[Structured figure records]

━━━━━━━━━━

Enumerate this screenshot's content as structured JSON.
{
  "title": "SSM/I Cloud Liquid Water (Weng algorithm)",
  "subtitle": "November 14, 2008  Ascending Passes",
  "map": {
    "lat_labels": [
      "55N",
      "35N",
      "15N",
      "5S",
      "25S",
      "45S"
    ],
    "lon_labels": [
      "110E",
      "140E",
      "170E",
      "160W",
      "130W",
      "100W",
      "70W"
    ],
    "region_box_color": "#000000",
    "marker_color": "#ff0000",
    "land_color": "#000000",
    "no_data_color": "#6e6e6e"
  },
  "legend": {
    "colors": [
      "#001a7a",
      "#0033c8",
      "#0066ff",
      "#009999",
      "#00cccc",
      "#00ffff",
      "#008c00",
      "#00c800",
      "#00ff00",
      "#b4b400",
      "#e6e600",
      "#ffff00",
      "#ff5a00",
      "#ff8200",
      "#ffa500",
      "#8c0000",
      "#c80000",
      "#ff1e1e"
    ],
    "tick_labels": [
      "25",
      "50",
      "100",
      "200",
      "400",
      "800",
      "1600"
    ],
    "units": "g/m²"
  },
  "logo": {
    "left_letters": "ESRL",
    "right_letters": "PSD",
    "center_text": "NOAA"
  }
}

━━━━━━━━━━

SHORT TASK = Repeat the lines above exactly.

RESPONSE FOR THIS EXERCISE =
Enumerate this screenshot's content as structured JSON.
{
  "title": "SSM/I Cloud Liquid Water (Weng algorithm)",
  "subtitle": "November 14, 2008  Ascending Passes",
  "map": {
    "lat_labels": [
      "55N",
      "35N",
      "15N",
      "5S",
      "25S",
      "45S"
    ],
    "lon_labels": [
      "110E",
      "140E",
      "170E",
      "160W",
      "130W",
      "100W",
      "70W"
    ],
    "region_box_color": "#000000",
    "marker_color": "#ff0000",
    "land_color": "#000000",
    "no_data_color": "#6e6e6e"
  },
  "legend": {
    "colors": [
      "#001a7a",
      "#0033c8",
      "#0066ff",
      "#009999",
      "#00cccc",
      "#00ffff",
      "#008c00",
      "#00c800",
      "#00ff00",
      "#b4b400",
      "#e6e600",
      "#ffff00",
      "#ff5a00",
      "#ff8200",
      "#ffa500",
      "#8c0000",
      "#c80000",
      "#ff1e1e"
    ],
    "tick_labels": [
      "25",
      "50",
      "100",
      "200",
      "400",
      "800",
      "1600"
    ],
    "units": "g/m²"
  },
  "logo": {
    "left_letters": "ESRL",
    "right_letters": "PSD",
    "center_text": "NOAA"
  }
}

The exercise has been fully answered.